**WORK REQUIRED**
Check each line of the data below for the word "JSON", then extract the ones that have it.

## begin

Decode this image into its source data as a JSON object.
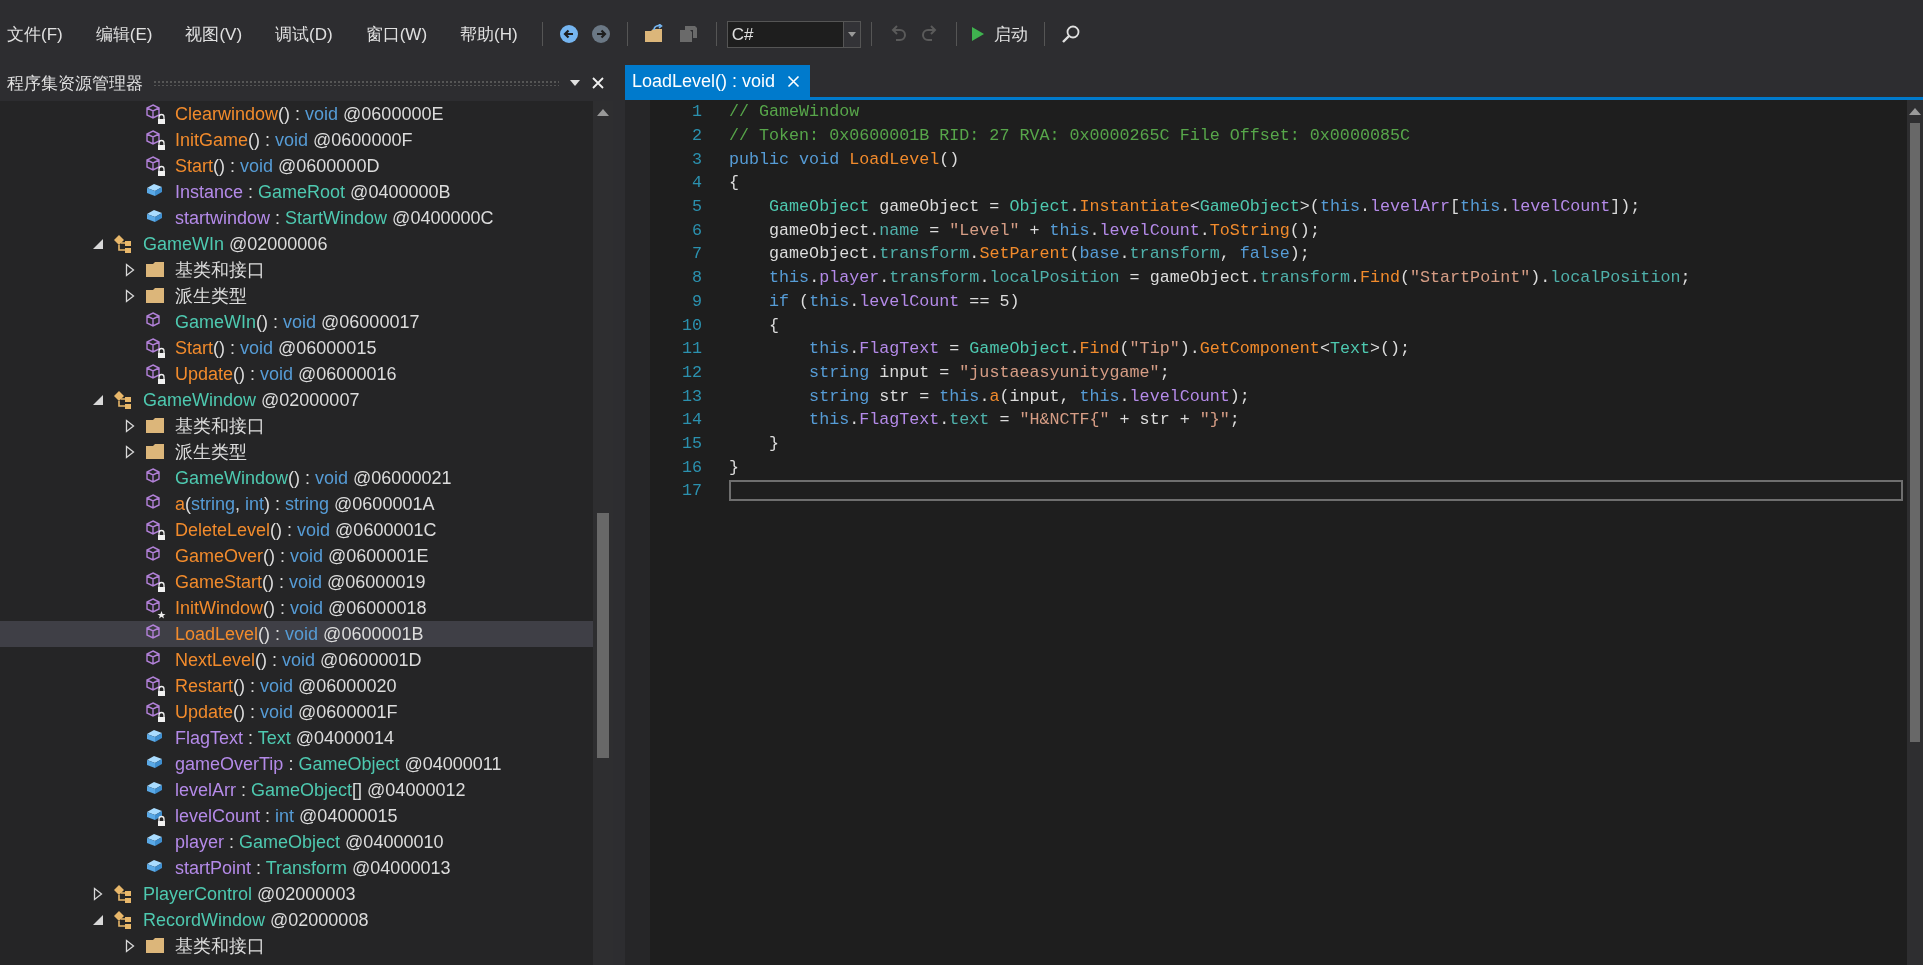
{
  "menu": [
    "文件(F)",
    "编辑(E)",
    "视图(V)",
    "调试(D)",
    "窗口(W)",
    "帮助(H)"
  ],
  "toolbar": [
    [
      {
        "kind": "back",
        "disabled": false
      },
      {
        "kind": "forward",
        "disabled": true
      }
    ],
    [
      {
        "kind": "open",
        "disabled": false
      },
      {
        "kind": "save",
        "disabled": true
      }
    ],
    [
      {
        "kind": "language",
        "value": "C#"
      }
    ],
    [
      {
        "kind": "undo",
        "disabled": true
      },
      {
        "kind": "redo",
        "disabled": true
      }
    ],
    [
      {
        "kind": "start",
        "label": "启动",
        "disabled": false
      }
    ],
    [
      {
        "kind": "search",
        "disabled": false
      }
    ]
  ],
  "explorer": {
    "title": "程序集资源管理器",
    "tree": {
      "orphans": [
        {
          "kind": "lockedmethod",
          "selected": false,
          "parts": [
            {
              "kind": "method",
              "text": "Clearwindow"
            },
            {
              "kind": "plain",
              "text": "() : "
            },
            {
              "kind": "keyword",
              "text": "void"
            },
            {
              "kind": "plain",
              "text": " @0600000E"
            }
          ]
        },
        {
          "kind": "lockedmethod",
          "selected": false,
          "parts": [
            {
              "kind": "method",
              "text": "InitGame"
            },
            {
              "kind": "plain",
              "text": "() : "
            },
            {
              "kind": "keyword",
              "text": "void"
            },
            {
              "kind": "plain",
              "text": " @0600000F"
            }
          ]
        },
        {
          "kind": "lockedmethod",
          "selected": false,
          "parts": [
            {
              "kind": "method",
              "text": "Start"
            },
            {
              "kind": "plain",
              "text": "() : "
            },
            {
              "kind": "keyword",
              "text": "void"
            },
            {
              "kind": "plain",
              "text": " @0600000D"
            }
          ]
        },
        {
          "kind": "field",
          "selected": false,
          "parts": [
            {
              "kind": "field",
              "text": "Instance"
            },
            {
              "kind": "plain",
              "text": " : "
            },
            {
              "kind": "type",
              "text": "GameRoot"
            },
            {
              "kind": "plain",
              "text": " @0400000B"
            }
          ]
        },
        {
          "kind": "field",
          "selected": false,
          "parts": [
            {
              "kind": "field",
              "text": "startwindow"
            },
            {
              "kind": "plain",
              "text": " : "
            },
            {
              "kind": "type",
              "text": "StartWindow"
            },
            {
              "kind": "plain",
              "text": " @0400000C"
            }
          ]
        }
      ],
      "nodes": [
        {
          "kind": "class",
          "expanded": true,
          "selected": false,
          "parts": [
            {
              "kind": "type",
              "text": "GameWIn"
            },
            {
              "kind": "plain",
              "text": " @02000006"
            }
          ],
          "children": [
            {
              "kind": "folder",
              "expanded": false,
              "selected": false,
              "parts": [
                {
                  "kind": "plain",
                  "text": "基类和接口"
                }
              ]
            },
            {
              "kind": "folder",
              "expanded": false,
              "selected": false,
              "parts": [
                {
                  "kind": "plain",
                  "text": "派生类型"
                }
              ]
            },
            {
              "kind": "method",
              "selected": false,
              "parts": [
                {
                  "kind": "type",
                  "text": "GameWIn"
                },
                {
                  "kind": "plain",
                  "text": "() : "
                },
                {
                  "kind": "keyword",
                  "text": "void"
                },
                {
                  "kind": "plain",
                  "text": " @06000017"
                }
              ]
            },
            {
              "kind": "lockedmethod",
              "selected": false,
              "parts": [
                {
                  "kind": "method",
                  "text": "Start"
                },
                {
                  "kind": "plain",
                  "text": "() : "
                },
                {
                  "kind": "keyword",
                  "text": "void"
                },
                {
                  "kind": "plain",
                  "text": " @06000015"
                }
              ]
            },
            {
              "kind": "lockedmethod",
              "selected": false,
              "parts": [
                {
                  "kind": "method",
                  "text": "Update"
                },
                {
                  "kind": "plain",
                  "text": "() : "
                },
                {
                  "kind": "keyword",
                  "text": "void"
                },
                {
                  "kind": "plain",
                  "text": " @06000016"
                }
              ]
            }
          ]
        },
        {
          "kind": "class",
          "expanded": true,
          "selected": false,
          "parts": [
            {
              "kind": "type",
              "text": "GameWindow"
            },
            {
              "kind": "plain",
              "text": " @02000007"
            }
          ],
          "children": [
            {
              "kind": "folder",
              "expanded": false,
              "selected": false,
              "parts": [
                {
                  "kind": "plain",
                  "text": "基类和接口"
                }
              ]
            },
            {
              "kind": "folder",
              "expanded": false,
              "selected": false,
              "parts": [
                {
                  "kind": "plain",
                  "text": "派生类型"
                }
              ]
            },
            {
              "kind": "method",
              "selected": false,
              "parts": [
                {
                  "kind": "type",
                  "text": "GameWindow"
                },
                {
                  "kind": "plain",
                  "text": "() : "
                },
                {
                  "kind": "keyword",
                  "text": "void"
                },
                {
                  "kind": "plain",
                  "text": " @06000021"
                }
              ]
            },
            {
              "kind": "method",
              "selected": false,
              "parts": [
                {
                  "kind": "method",
                  "text": "a"
                },
                {
                  "kind": "plain",
                  "text": "("
                },
                {
                  "kind": "keyword",
                  "text": "string"
                },
                {
                  "kind": "plain",
                  "text": ", "
                },
                {
                  "kind": "keyword",
                  "text": "int"
                },
                {
                  "kind": "plain",
                  "text": ") : "
                },
                {
                  "kind": "keyword",
                  "text": "string"
                },
                {
                  "kind": "plain",
                  "text": " @0600001A"
                }
              ]
            },
            {
              "kind": "lockedmethod",
              "selected": false,
              "parts": [
                {
                  "kind": "method",
                  "text": "DeleteLevel"
                },
                {
                  "kind": "plain",
                  "text": "() : "
                },
                {
                  "kind": "keyword",
                  "text": "void"
                },
                {
                  "kind": "plain",
                  "text": " @0600001C"
                }
              ]
            },
            {
              "kind": "method",
              "selected": false,
              "parts": [
                {
                  "kind": "method",
                  "text": "GameOver"
                },
                {
                  "kind": "plain",
                  "text": "() : "
                },
                {
                  "kind": "keyword",
                  "text": "void"
                },
                {
                  "kind": "plain",
                  "text": " @0600001E"
                }
              ]
            },
            {
              "kind": "lockedmethod",
              "selected": false,
              "parts": [
                {
                  "kind": "method",
                  "text": "GameStart"
                },
                {
                  "kind": "plain",
                  "text": "() : "
                },
                {
                  "kind": "keyword",
                  "text": "void"
                },
                {
                  "kind": "plain",
                  "text": " @06000019"
                }
              ]
            },
            {
              "kind": "starmethod",
              "selected": false,
              "parts": [
                {
                  "kind": "method",
                  "text": "InitWindow"
                },
                {
                  "kind": "plain",
                  "text": "() : "
                },
                {
                  "kind": "keyword",
                  "text": "void"
                },
                {
                  "kind": "plain",
                  "text": " @06000018"
                }
              ]
            },
            {
              "kind": "method",
              "selected": true,
              "parts": [
                {
                  "kind": "method",
                  "text": "LoadLevel"
                },
                {
                  "kind": "plain",
                  "text": "() : "
                },
                {
                  "kind": "keyword",
                  "text": "void"
                },
                {
                  "kind": "plain",
                  "text": " @0600001B"
                }
              ]
            },
            {
              "kind": "method",
              "selected": false,
              "parts": [
                {
                  "kind": "method",
                  "text": "NextLevel"
                },
                {
                  "kind": "plain",
                  "text": "() : "
                },
                {
                  "kind": "keyword",
                  "text": "void"
                },
                {
                  "kind": "plain",
                  "text": " @0600001D"
                }
              ]
            },
            {
              "kind": "lockedmethod",
              "selected": false,
              "parts": [
                {
                  "kind": "method",
                  "text": "Restart"
                },
                {
                  "kind": "plain",
                  "text": "() : "
                },
                {
                  "kind": "keyword",
                  "text": "void"
                },
                {
                  "kind": "plain",
                  "text": " @06000020"
                }
              ]
            },
            {
              "kind": "lockedmethod",
              "selected": false,
              "parts": [
                {
                  "kind": "method",
                  "text": "Update"
                },
                {
                  "kind": "plain",
                  "text": "() : "
                },
                {
                  "kind": "keyword",
                  "text": "void"
                },
                {
                  "kind": "plain",
                  "text": " @0600001F"
                }
              ]
            },
            {
              "kind": "field",
              "selected": false,
              "parts": [
                {
                  "kind": "field",
                  "text": "FlagText"
                },
                {
                  "kind": "plain",
                  "text": " : "
                },
                {
                  "kind": "type",
                  "text": "Text"
                },
                {
                  "kind": "plain",
                  "text": " @04000014"
                }
              ]
            },
            {
              "kind": "field",
              "selected": false,
              "parts": [
                {
                  "kind": "field",
                  "text": "gameOverTip"
                },
                {
                  "kind": "plain",
                  "text": " : "
                },
                {
                  "kind": "type",
                  "text": "GameObject"
                },
                {
                  "kind": "plain",
                  "text": " @04000011"
                }
              ]
            },
            {
              "kind": "field",
              "selected": false,
              "parts": [
                {
                  "kind": "field",
                  "text": "levelArr"
                },
                {
                  "kind": "plain",
                  "text": " : "
                },
                {
                  "kind": "type",
                  "text": "GameObject"
                },
                {
                  "kind": "plain",
                  "text": "[] @04000012"
                }
              ]
            },
            {
              "kind": "lockedfield",
              "selected": false,
              "parts": [
                {
                  "kind": "field",
                  "text": "levelCount"
                },
                {
                  "kind": "plain",
                  "text": " : "
                },
                {
                  "kind": "keyword",
                  "text": "int"
                },
                {
                  "kind": "plain",
                  "text": " @04000015"
                }
              ]
            },
            {
              "kind": "field",
              "selected": false,
              "parts": [
                {
                  "kind": "field",
                  "text": "player"
                },
                {
                  "kind": "plain",
                  "text": " : "
                },
                {
                  "kind": "type",
                  "text": "GameObject"
                },
                {
                  "kind": "plain",
                  "text": " @04000010"
                }
              ]
            },
            {
              "kind": "field",
              "selected": false,
              "parts": [
                {
                  "kind": "field",
                  "text": "startPoint"
                },
                {
                  "kind": "plain",
                  "text": " : "
                },
                {
                  "kind": "type",
                  "text": "Transform"
                },
                {
                  "kind": "plain",
                  "text": " @04000013"
                }
              ]
            }
          ]
        },
        {
          "kind": "class",
          "expanded": false,
          "selected": false,
          "parts": [
            {
              "kind": "type",
              "text": "PlayerControl"
            },
            {
              "kind": "plain",
              "text": " @02000003"
            }
          ]
        },
        {
          "kind": "class",
          "expanded": true,
          "selected": false,
          "parts": [
            {
              "kind": "type",
              "text": "RecordWindow"
            },
            {
              "kind": "plain",
              "text": " @02000008"
            }
          ],
          "children": [
            {
              "kind": "folder",
              "expanded": false,
              "selected": false,
              "parts": [
                {
                  "kind": "plain",
                  "text": "基类和接口"
                }
              ]
            }
          ]
        }
      ]
    }
  },
  "editor": {
    "tabs": [
      {
        "label": "LoadLevel() : void",
        "selected": true
      }
    ],
    "lines": [
      {
        "number": "1",
        "current": false,
        "tokens": [
          {
            "kind": "comment",
            "text": "// GameWindow"
          }
        ]
      },
      {
        "number": "2",
        "current": false,
        "tokens": [
          {
            "kind": "comment",
            "text": "// Token: 0x0600001B RID: 27 RVA: 0x0000265C File Offset: 0x0000085C"
          }
        ]
      },
      {
        "number": "3",
        "current": false,
        "tokens": [
          {
            "kind": "keyword",
            "text": "public void"
          },
          {
            "kind": "method",
            "text": " LoadLevel"
          },
          {
            "kind": "plain",
            "text": "()"
          }
        ]
      },
      {
        "number": "4",
        "current": false,
        "tokens": [
          {
            "kind": "plain",
            "text": "{"
          }
        ]
      },
      {
        "number": "5",
        "current": false,
        "tokens": [
          {
            "kind": "type",
            "text": "    GameObject"
          },
          {
            "kind": "plain",
            "text": " gameObject = "
          },
          {
            "kind": "type",
            "text": "Object"
          },
          {
            "kind": "plain",
            "text": "."
          },
          {
            "kind": "method",
            "text": "Instantiate"
          },
          {
            "kind": "plain",
            "text": "<"
          },
          {
            "kind": "type",
            "text": "GameObject"
          },
          {
            "kind": "plain",
            "text": ">("
          },
          {
            "kind": "keyword",
            "text": "this"
          },
          {
            "kind": "plain",
            "text": "."
          },
          {
            "kind": "field",
            "text": "levelArr"
          },
          {
            "kind": "plain",
            "text": "["
          },
          {
            "kind": "keyword",
            "text": "this"
          },
          {
            "kind": "plain",
            "text": "."
          },
          {
            "kind": "field",
            "text": "levelCount"
          },
          {
            "kind": "plain",
            "text": "]);"
          }
        ]
      },
      {
        "number": "6",
        "current": false,
        "tokens": [
          {
            "kind": "plain",
            "text": "    gameObject."
          },
          {
            "kind": "property",
            "text": "name"
          },
          {
            "kind": "plain",
            "text": " = "
          },
          {
            "kind": "string",
            "text": "\"Level\""
          },
          {
            "kind": "plain",
            "text": " + "
          },
          {
            "kind": "keyword",
            "text": "this"
          },
          {
            "kind": "plain",
            "text": "."
          },
          {
            "kind": "field",
            "text": "levelCount"
          },
          {
            "kind": "plain",
            "text": "."
          },
          {
            "kind": "method",
            "text": "ToString"
          },
          {
            "kind": "plain",
            "text": "();"
          }
        ]
      },
      {
        "number": "7",
        "current": false,
        "tokens": [
          {
            "kind": "plain",
            "text": "    gameObject."
          },
          {
            "kind": "property",
            "text": "transform"
          },
          {
            "kind": "plain",
            "text": "."
          },
          {
            "kind": "method",
            "text": "SetParent"
          },
          {
            "kind": "plain",
            "text": "("
          },
          {
            "kind": "keyword",
            "text": "base"
          },
          {
            "kind": "plain",
            "text": "."
          },
          {
            "kind": "property",
            "text": "transform"
          },
          {
            "kind": "plain",
            "text": ", "
          },
          {
            "kind": "keyword",
            "text": "false"
          },
          {
            "kind": "plain",
            "text": ");"
          }
        ]
      },
      {
        "number": "8",
        "current": false,
        "tokens": [
          {
            "kind": "keyword",
            "text": "    this"
          },
          {
            "kind": "plain",
            "text": "."
          },
          {
            "kind": "field",
            "text": "player"
          },
          {
            "kind": "plain",
            "text": "."
          },
          {
            "kind": "property",
            "text": "transform"
          },
          {
            "kind": "plain",
            "text": "."
          },
          {
            "kind": "property",
            "text": "localPosition"
          },
          {
            "kind": "plain",
            "text": " = gameObject."
          },
          {
            "kind": "property",
            "text": "transform"
          },
          {
            "kind": "plain",
            "text": "."
          },
          {
            "kind": "method",
            "text": "Find"
          },
          {
            "kind": "plain",
            "text": "("
          },
          {
            "kind": "string",
            "text": "\"StartPoint\""
          },
          {
            "kind": "plain",
            "text": ")."
          },
          {
            "kind": "property",
            "text": "localPosition"
          },
          {
            "kind": "plain",
            "text": ";"
          }
        ]
      },
      {
        "number": "9",
        "current": false,
        "tokens": [
          {
            "kind": "keyword",
            "text": "    if"
          },
          {
            "kind": "plain",
            "text": " ("
          },
          {
            "kind": "keyword",
            "text": "this"
          },
          {
            "kind": "plain",
            "text": "."
          },
          {
            "kind": "field",
            "text": "levelCount"
          },
          {
            "kind": "plain",
            "text": " == 5)"
          }
        ]
      },
      {
        "number": "10",
        "current": false,
        "tokens": [
          {
            "kind": "plain",
            "text": "    {"
          }
        ]
      },
      {
        "number": "11",
        "current": false,
        "tokens": [
          {
            "kind": "keyword",
            "text": "        this"
          },
          {
            "kind": "plain",
            "text": "."
          },
          {
            "kind": "field",
            "text": "FlagText"
          },
          {
            "kind": "plain",
            "text": " = "
          },
          {
            "kind": "type",
            "text": "GameObject"
          },
          {
            "kind": "plain",
            "text": "."
          },
          {
            "kind": "method",
            "text": "Find"
          },
          {
            "kind": "plain",
            "text": "("
          },
          {
            "kind": "string",
            "text": "\"Tip\""
          },
          {
            "kind": "plain",
            "text": ")."
          },
          {
            "kind": "method",
            "text": "GetComponent"
          },
          {
            "kind": "plain",
            "text": "<"
          },
          {
            "kind": "type",
            "text": "Text"
          },
          {
            "kind": "plain",
            "text": ">();"
          }
        ]
      },
      {
        "number": "12",
        "current": false,
        "tokens": [
          {
            "kind": "keyword",
            "text": "        string"
          },
          {
            "kind": "plain",
            "text": " input = "
          },
          {
            "kind": "string",
            "text": "\"justaeasyunitygame\""
          },
          {
            "kind": "plain",
            "text": ";"
          }
        ]
      },
      {
        "number": "13",
        "current": false,
        "tokens": [
          {
            "kind": "keyword",
            "text": "        string"
          },
          {
            "kind": "plain",
            "text": " str = "
          },
          {
            "kind": "keyword",
            "text": "this"
          },
          {
            "kind": "plain",
            "text": "."
          },
          {
            "kind": "method",
            "text": "a"
          },
          {
            "kind": "plain",
            "text": "(input, "
          },
          {
            "kind": "keyword",
            "text": "this"
          },
          {
            "kind": "plain",
            "text": "."
          },
          {
            "kind": "field",
            "text": "levelCount"
          },
          {
            "kind": "plain",
            "text": ");"
          }
        ]
      },
      {
        "number": "14",
        "current": false,
        "tokens": [
          {
            "kind": "keyword",
            "text": "        this"
          },
          {
            "kind": "plain",
            "text": "."
          },
          {
            "kind": "field",
            "text": "FlagText"
          },
          {
            "kind": "plain",
            "text": "."
          },
          {
            "kind": "property",
            "text": "text"
          },
          {
            "kind": "plain",
            "text": " = "
          },
          {
            "kind": "string",
            "text": "\"H&NCTF{\""
          },
          {
            "kind": "plain",
            "text": " + str + "
          },
          {
            "kind": "string",
            "text": "\"}\""
          },
          {
            "kind": "plain",
            "text": ";"
          }
        ]
      },
      {
        "number": "15",
        "current": false,
        "tokens": [
          {
            "kind": "plain",
            "text": "    }"
          }
        ]
      },
      {
        "number": "16",
        "current": false,
        "tokens": [
          {
            "kind": "plain",
            "text": "}"
          }
        ]
      },
      {
        "number": "17",
        "current": true
      }
    ]
  }
}
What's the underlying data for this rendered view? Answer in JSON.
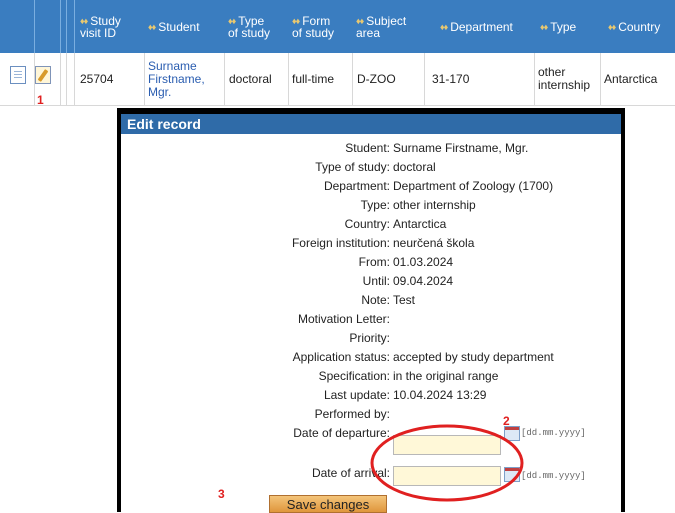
{
  "table": {
    "columns": [
      {
        "line1": "Study",
        "line2": "visit ID"
      },
      {
        "line1": "Student",
        "line2": ""
      },
      {
        "line1": "Type",
        "line2": "of study"
      },
      {
        "line1": "Form",
        "line2": "of study"
      },
      {
        "line1": "Subject",
        "line2": "area"
      },
      {
        "line1": "Department",
        "line2": ""
      },
      {
        "line1": "Type",
        "line2": ""
      },
      {
        "line1": "Country",
        "line2": ""
      }
    ],
    "sort_arrows": "♦♦",
    "row": {
      "id": "25704",
      "student_l1": "Surname",
      "student_l2": "Firstname,",
      "student_l3": "Mgr.",
      "type_of_study": "doctoral",
      "form_of_study": "full-time",
      "subject_area": "D-ZOO",
      "department": "31-170",
      "type_l1": "other",
      "type_l2": "internship",
      "country": "Antarctica"
    }
  },
  "annotations": {
    "n1": "1",
    "n2": "2",
    "n3": "3"
  },
  "dialog": {
    "title": "Edit record",
    "fields": [
      {
        "label": "Student:",
        "value": "Surname Firstname, Mgr."
      },
      {
        "label": "Type of study:",
        "value": "doctoral"
      },
      {
        "label": "Department:",
        "value": "Department of Zoology (1700)"
      },
      {
        "label": "Type:",
        "value": "other internship"
      },
      {
        "label": "Country:",
        "value": "Antarctica"
      },
      {
        "label": "Foreign institution:",
        "value": "neurčená škola"
      },
      {
        "label": "From:",
        "value": "01.03.2024"
      },
      {
        "label": "Until:",
        "value": "09.04.2024"
      },
      {
        "label": "Note:",
        "value": "Test"
      },
      {
        "label": "Motivation Letter:",
        "value": ""
      },
      {
        "label": "Priority:",
        "value": ""
      },
      {
        "label": "Application status:",
        "value": "accepted by study department"
      },
      {
        "label": "Specification:",
        "value": "in the original range"
      },
      {
        "label": "Last update:",
        "value": "10.04.2024 13:29"
      },
      {
        "label": "Performed by:",
        "value": ""
      }
    ],
    "departure_label": "Date of departure:",
    "departure_value": "",
    "arrival_label": "Date of arrival:",
    "arrival_value": "",
    "date_hint": "[dd.mm.yyyy]",
    "save_label": "Save changes"
  },
  "colors": {
    "header": "#3a7dc0",
    "dialog_title": "#2f6ba8",
    "annotation": "#e02020",
    "input_bg": "#fff8d8"
  }
}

## end

**WRITTEN ANSWER**
Decode this image into its source data as a JSON object.
What's the underlying data for this rendered view? Answer in JSON.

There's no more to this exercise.